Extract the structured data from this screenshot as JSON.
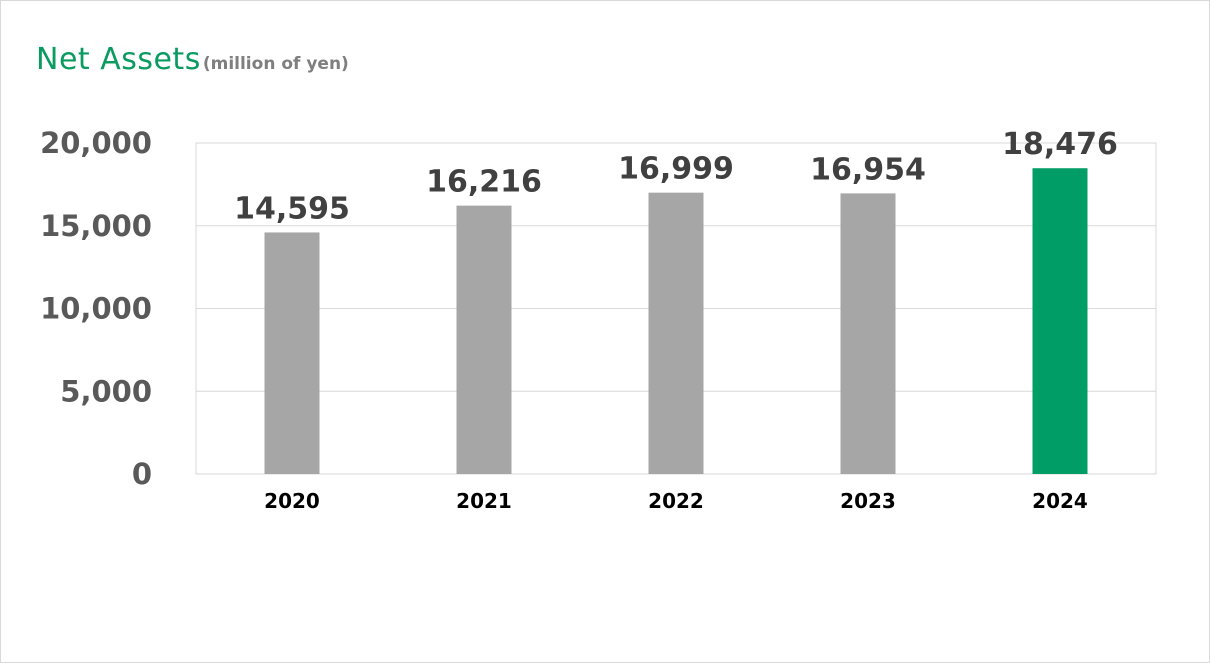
{
  "header": {
    "title": "Net Assets",
    "unit": "(million of yen)"
  },
  "chart_data": {
    "type": "bar",
    "title": "Net Assets",
    "ylabel": "",
    "xlabel": "",
    "categories": [
      "2020",
      "2021",
      "2022",
      "2023",
      "2024"
    ],
    "values": [
      14595,
      16216,
      16999,
      16954,
      18476
    ],
    "value_labels": [
      "14,595",
      "16,216",
      "16,999",
      "16,954",
      "18,476"
    ],
    "ylim": [
      0,
      20000
    ],
    "yticks": [
      0,
      5000,
      10000,
      15000,
      20000
    ],
    "ytick_labels": [
      "0",
      "5,000",
      "10,000",
      "15,000",
      "20,000"
    ],
    "grid": true,
    "colors": {
      "default_bar": "#a6a6a6",
      "highlight_bar": "#009e66",
      "highlight_category": "2024",
      "title": "#0a9b61",
      "gridline": "#d9d9d9"
    }
  }
}
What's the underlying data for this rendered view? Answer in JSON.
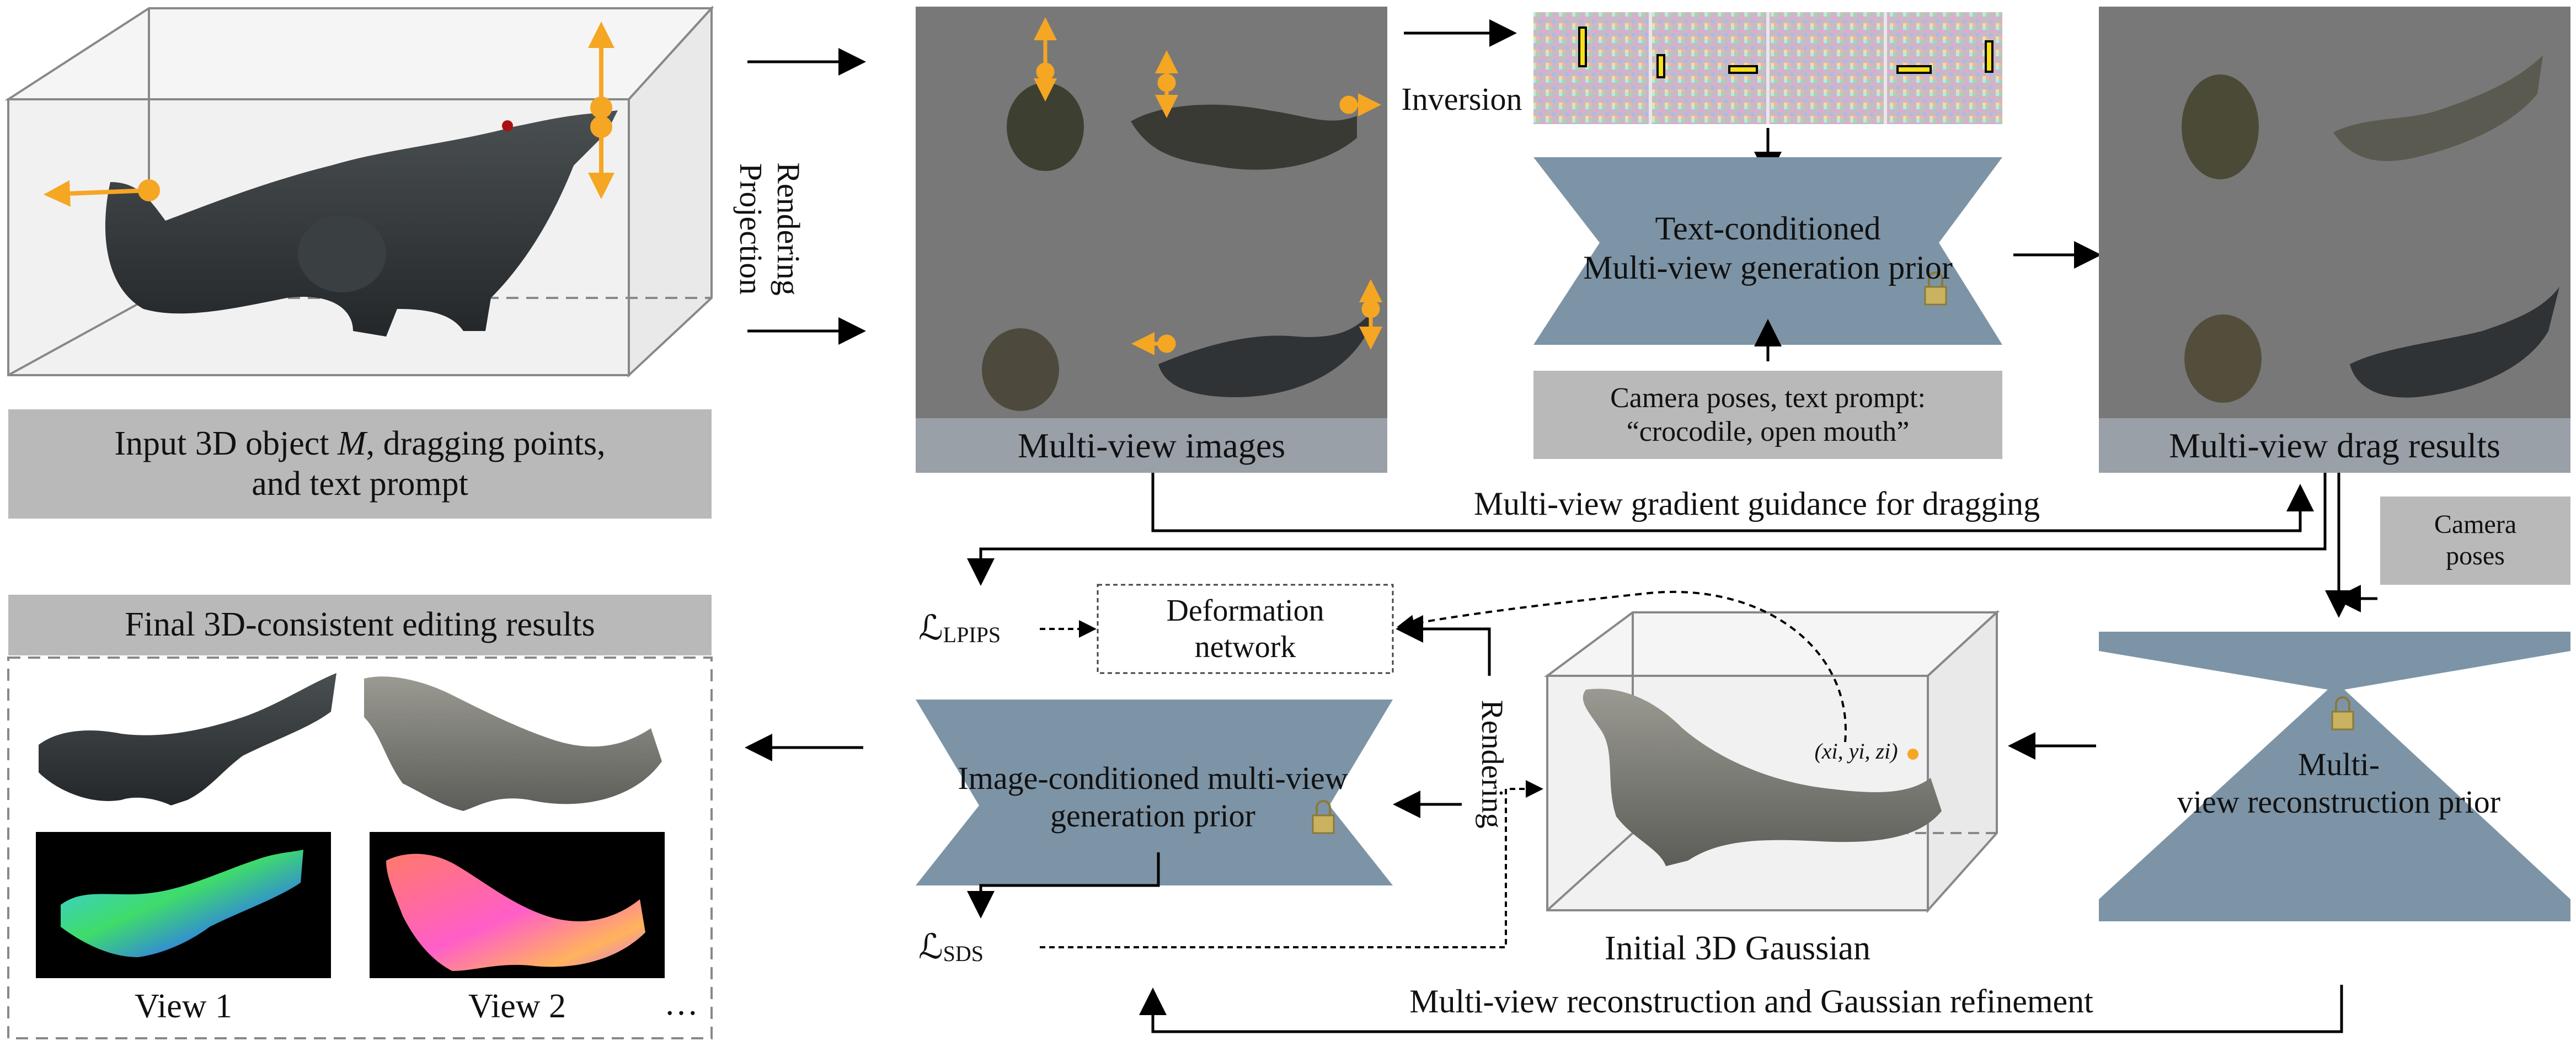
{
  "input_caption": {
    "line1_prefix": "Input 3D object ",
    "symbol": "M",
    "line1_suffix": ", dragging points,",
    "line2": "and text prompt"
  },
  "rendering_projection": {
    "word1": "Rendering",
    "word2": "Projection"
  },
  "multiview_images_caption": "Multi-view images",
  "inversion_label": "Inversion",
  "text_prior": {
    "line1": "Text-conditioned",
    "line2": "Multi-view generation prior"
  },
  "camera_text_prompt": {
    "line1": "Camera poses, text prompt:",
    "line2": "“crocodile, open mouth”"
  },
  "drag_results_caption": "Multi-view drag results",
  "gradient_guidance_label": "Multi-view gradient guidance for dragging",
  "camera_poses": {
    "line1": "Camera",
    "line2": "poses"
  },
  "final_results_caption": "Final 3D-consistent editing results",
  "loss_lpips": {
    "symbol": "ℒ",
    "subscript": "LPIPS"
  },
  "loss_sds": {
    "symbol": "ℒ",
    "subscript": "SDS"
  },
  "deformation_network": {
    "line1": "Deformation",
    "line2": "network"
  },
  "rendering_vertical": "Rendering",
  "image_prior": {
    "line1": "Image-conditioned multi-view",
    "line2": "generation prior"
  },
  "gaussian_point_label": "(xi, yi, zi)",
  "initial_gaussian_caption": "Initial 3D Gaussian",
  "reconstruction_prior": {
    "line1": "Multi-",
    "line2": "view reconstruction prior"
  },
  "refinement_label": "Multi-view reconstruction and Gaussian refinement",
  "view1_label": "View 1",
  "view2_label": "View 2",
  "ellipsis": "…",
  "colors": {
    "drag_arrow": "#f5a623",
    "prior_fill": "#7d94a6",
    "panel_gray": "#787878",
    "caption_gray": "#b9b9b9",
    "croc_body": "#2f3336"
  }
}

··········

Exclude the images, then output the data above word for word.

Extract the structured data from this screenshot as JSON.
{
  "header": {
    "title": "Net Assets",
    "unit": "(million of yen)"
  },
  "chart_data": {
    "type": "bar",
    "title": "Net Assets",
    "ylabel": "",
    "xlabel": "",
    "categories": [
      "2020",
      "2021",
      "2022",
      "2023",
      "2024"
    ],
    "values": [
      14595,
      16216,
      16999,
      16954,
      18476
    ],
    "value_labels": [
      "14,595",
      "16,216",
      "16,999",
      "16,954",
      "18,476"
    ],
    "ylim": [
      0,
      20000
    ],
    "yticks": [
      0,
      5000,
      10000,
      15000,
      20000
    ],
    "ytick_labels": [
      "0",
      "5,000",
      "10,000",
      "15,000",
      "20,000"
    ],
    "grid": true,
    "colors": {
      "default_bar": "#a6a6a6",
      "highlight_bar": "#009e66",
      "highlight_category": "2024",
      "title": "#0a9b61",
      "gridline": "#d9d9d9"
    }
  }
}
What's the underlying data for this rendered view? Answer in JSON.
{
  "input_caption": {
    "line1_prefix": "Input 3D object ",
    "symbol": "M",
    "line1_suffix": ", dragging points,",
    "line2": "and text prompt"
  },
  "rendering_projection": {
    "word1": "Rendering",
    "word2": "Projection"
  },
  "multiview_images_caption": "Multi-view images",
  "inversion_label": "Inversion",
  "text_prior": {
    "line1": "Text-conditioned",
    "line2": "Multi-view generation prior"
  },
  "camera_text_prompt": {
    "line1": "Camera poses, text prompt:",
    "line2": "“crocodile, open mouth”"
  },
  "drag_results_caption": "Multi-view drag results",
  "gradient_guidance_label": "Multi-view gradient guidance for dragging",
  "camera_poses": {
    "line1": "Camera",
    "line2": "poses"
  },
  "final_results_caption": "Final 3D-consistent editing results",
  "loss_lpips": {
    "symbol": "ℒ",
    "subscript": "LPIPS"
  },
  "loss_sds": {
    "symbol": "ℒ",
    "subscript": "SDS"
  },
  "deformation_network": {
    "line1": "Deformation",
    "line2": "network"
  },
  "rendering_vertical": "Rendering",
  "image_prior": {
    "line1": "Image-conditioned multi-view",
    "line2": "generation prior"
  },
  "gaussian_point_label": "(xi, yi, zi)",
  "initial_gaussian_caption": "Initial 3D Gaussian",
  "reconstruction_prior": {
    "line1": "Multi-",
    "line2": "view reconstruction prior"
  },
  "refinement_label": "Multi-view reconstruction and Gaussian refinement",
  "view1_label": "View 1",
  "view2_label": "View 2",
  "ellipsis": "…",
  "colors": {
    "drag_arrow": "#f5a623",
    "prior_fill": "#7d94a6",
    "panel_gray": "#787878",
    "caption_gray": "#b9b9b9",
    "croc_body": "#2f3336"
  }
}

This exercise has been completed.